# [STATED EXERCISE]
Leave out the pictures and copy the remaining records exactly.

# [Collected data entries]

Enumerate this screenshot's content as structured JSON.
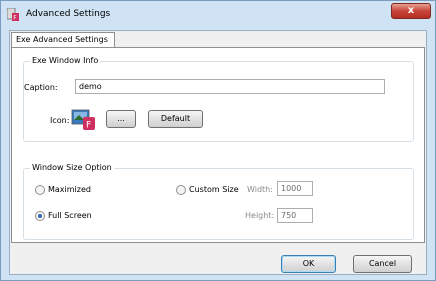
{
  "window": {
    "title": "Advanced Settings",
    "close_label": "x"
  },
  "tab": {
    "label": "Exe Advanced Settings"
  },
  "exe_info": {
    "group_title": "Exe Window Info",
    "caption_label": "Caption:",
    "caption_value": "demo",
    "icon_label": "Icon:",
    "browse_label": "...",
    "default_label": "Default"
  },
  "size_option": {
    "group_title": "Window Size Option",
    "maximized_label": "Maximized",
    "full_screen_label": "Full Screen",
    "custom_size_label": "Custom Size",
    "width_label": "Width:",
    "width_value": "1000",
    "height_label": "Height:",
    "height_value": "750",
    "selected": "full_screen"
  },
  "footer": {
    "ok_label": "OK",
    "cancel_label": "Cancel"
  }
}
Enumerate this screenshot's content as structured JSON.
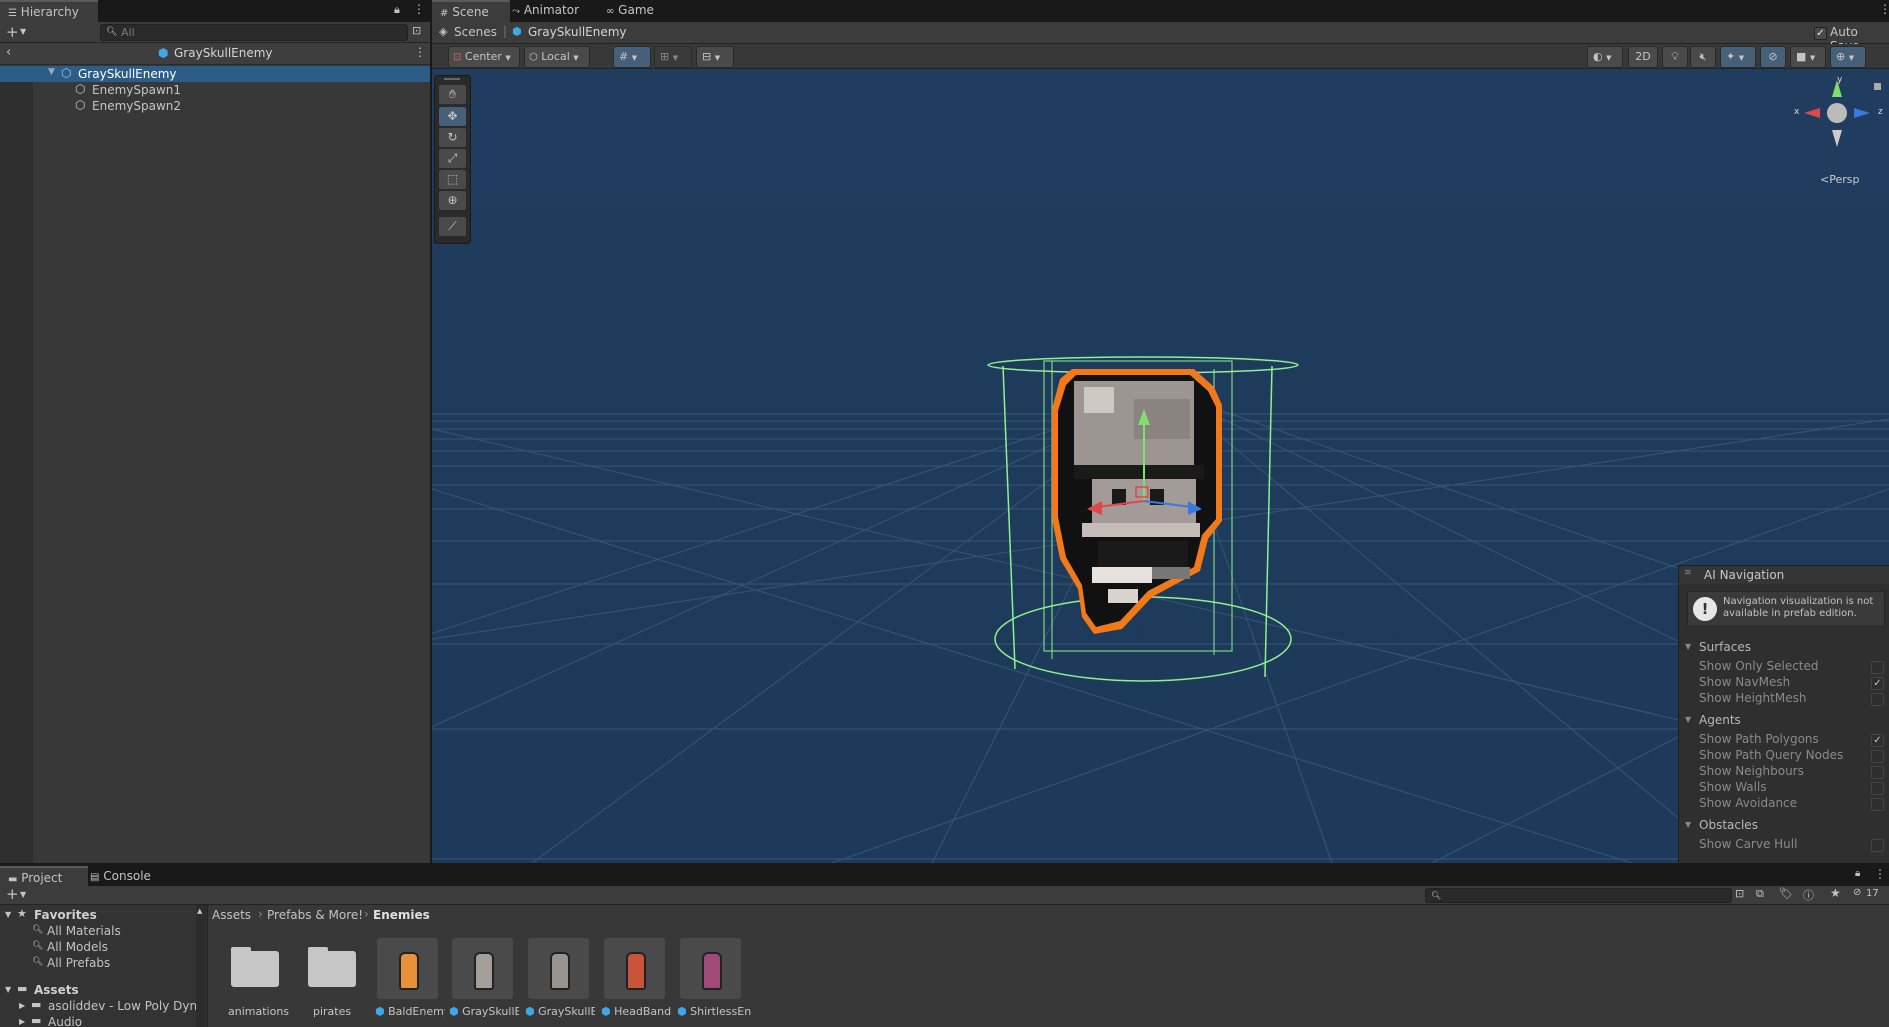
{
  "hierarchy": {
    "tab_label": "Hierarchy",
    "search_placeholder": "All",
    "prefab_title": "GraySkullEnemy",
    "items": [
      {
        "label": "GraySkullEnemy",
        "selected": true
      },
      {
        "label": "EnemySpawn1"
      },
      {
        "label": "EnemySpawn2"
      }
    ]
  },
  "scene_tabs": [
    {
      "label": "Scene"
    },
    {
      "label": "Animator"
    },
    {
      "label": "Game"
    }
  ],
  "breadcrumb": {
    "scenes": "Scenes",
    "prefab": "GraySkullEnemy",
    "auto_save": "Auto Save"
  },
  "scene_toolbar": {
    "pivot": "Center",
    "space": "Local",
    "mode_2d": "2D"
  },
  "gizmo": {
    "x": "x",
    "y": "y",
    "z": "z",
    "projection": "Persp"
  },
  "ai_navigation": {
    "title": "AI Navigation",
    "warning": "Navigation visualization is not available in prefab edition.",
    "surfaces_header": "Surfaces",
    "surfaces": [
      {
        "label": "Show Only Selected",
        "checked": false
      },
      {
        "label": "Show NavMesh",
        "checked": true
      },
      {
        "label": "Show HeightMesh",
        "checked": false
      }
    ],
    "agents_header": "Agents",
    "agents": [
      {
        "label": "Show Path Polygons",
        "checked": true
      },
      {
        "label": "Show Path Query Nodes",
        "checked": false
      },
      {
        "label": "Show Neighbours",
        "checked": false
      },
      {
        "label": "Show Walls",
        "checked": false
      },
      {
        "label": "Show Avoidance",
        "checked": false
      }
    ],
    "obstacles_header": "Obstacles",
    "obstacles": [
      {
        "label": "Show Carve Hull",
        "checked": false
      }
    ]
  },
  "bottom_tabs": [
    {
      "label": "Project"
    },
    {
      "label": "Console"
    }
  ],
  "project": {
    "visible_count": "17",
    "favorites_header": "Favorites",
    "favorites": [
      "All Materials",
      "All Models",
      "All Prefabs"
    ],
    "assets_header": "Assets",
    "asset_folders": [
      "asoliddev - Low Poly Dyn",
      "Audio"
    ],
    "path": [
      "Assets",
      "Prefabs & More!",
      "Enemies"
    ],
    "items": [
      {
        "label": "animations",
        "kind": "folder"
      },
      {
        "label": "pirates",
        "kind": "folder"
      },
      {
        "label": "BaldEnemy",
        "kind": "prefab"
      },
      {
        "label": "GraySkullE...",
        "kind": "prefab"
      },
      {
        "label": "GraySkullE...",
        "kind": "prefab"
      },
      {
        "label": "HeadBand...",
        "kind": "prefab"
      },
      {
        "label": "ShirtlessEn...",
        "kind": "prefab"
      }
    ]
  },
  "colors": {
    "scene_bg": "#1f3b5c",
    "selection": "#2c5d87",
    "panel": "#383838",
    "collider": "#8ef08e",
    "outline": "#f07a1a"
  }
}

# [SOLUTION FOR THIS EXERCISE]
Enumerate this screenshot's content as structured JSON.
{
  "window": {
    "title": "Advanced Settings",
    "close_label": "x"
  },
  "tab": {
    "label": "Exe Advanced Settings"
  },
  "exe_info": {
    "group_title": "Exe Window Info",
    "caption_label": "Caption:",
    "caption_value": "demo",
    "icon_label": "Icon:",
    "browse_label": "...",
    "default_label": "Default"
  },
  "size_option": {
    "group_title": "Window Size Option",
    "maximized_label": "Maximized",
    "full_screen_label": "Full Screen",
    "custom_size_label": "Custom Size",
    "width_label": "Width:",
    "width_value": "1000",
    "height_label": "Height:",
    "height_value": "750",
    "selected": "full_screen"
  },
  "footer": {
    "ok_label": "OK",
    "cancel_label": "Cancel"
  }
}
Enumerate this screenshot's content as structured JSON.
{
  "hierarchy": {
    "tab_label": "Hierarchy",
    "search_placeholder": "All",
    "prefab_title": "GraySkullEnemy",
    "items": [
      {
        "label": "GraySkullEnemy",
        "selected": true
      },
      {
        "label": "EnemySpawn1"
      },
      {
        "label": "EnemySpawn2"
      }
    ]
  },
  "scene_tabs": [
    {
      "label": "Scene"
    },
    {
      "label": "Animator"
    },
    {
      "label": "Game"
    }
  ],
  "breadcrumb": {
    "scenes": "Scenes",
    "prefab": "GraySkullEnemy",
    "auto_save": "Auto Save"
  },
  "scene_toolbar": {
    "pivot": "Center",
    "space": "Local",
    "mode_2d": "2D"
  },
  "gizmo": {
    "x": "x",
    "y": "y",
    "z": "z",
    "projection": "Persp"
  },
  "ai_navigation": {
    "title": "AI Navigation",
    "warning": "Navigation visualization is not available in prefab edition.",
    "surfaces_header": "Surfaces",
    "surfaces": [
      {
        "label": "Show Only Selected",
        "checked": false
      },
      {
        "label": "Show NavMesh",
        "checked": true
      },
      {
        "label": "Show HeightMesh",
        "checked": false
      }
    ],
    "agents_header": "Agents",
    "agents": [
      {
        "label": "Show Path Polygons",
        "checked": true
      },
      {
        "label": "Show Path Query Nodes",
        "checked": false
      },
      {
        "label": "Show Neighbours",
        "checked": false
      },
      {
        "label": "Show Walls",
        "checked": false
      },
      {
        "label": "Show Avoidance",
        "checked": false
      }
    ],
    "obstacles_header": "Obstacles",
    "obstacles": [
      {
        "label": "Show Carve Hull",
        "checked": false
      }
    ]
  },
  "bottom_tabs": [
    {
      "label": "Project"
    },
    {
      "label": "Console"
    }
  ],
  "project": {
    "visible_count": "17",
    "favorites_header": "Favorites",
    "favorites": [
      "All Materials",
      "All Models",
      "All Prefabs"
    ],
    "assets_header": "Assets",
    "asset_folders": [
      "asoliddev - Low Poly Dyn",
      "Audio"
    ],
    "path": [
      "Assets",
      "Prefabs & More!",
      "Enemies"
    ],
    "items": [
      {
        "label": "animations",
        "kind": "folder"
      },
      {
        "label": "pirates",
        "kind": "folder"
      },
      {
        "label": "BaldEnemy",
        "kind": "prefab"
      },
      {
        "label": "GraySkullE...",
        "kind": "prefab"
      },
      {
        "label": "GraySkullE...",
        "kind": "prefab"
      },
      {
        "label": "HeadBand...",
        "kind": "prefab"
      },
      {
        "label": "ShirtlessEn...",
        "kind": "prefab"
      }
    ]
  },
  "colors": {
    "scene_bg": "#1f3b5c",
    "selection": "#2c5d87",
    "panel": "#383838",
    "collider": "#8ef08e",
    "outline": "#f07a1a"
  }
}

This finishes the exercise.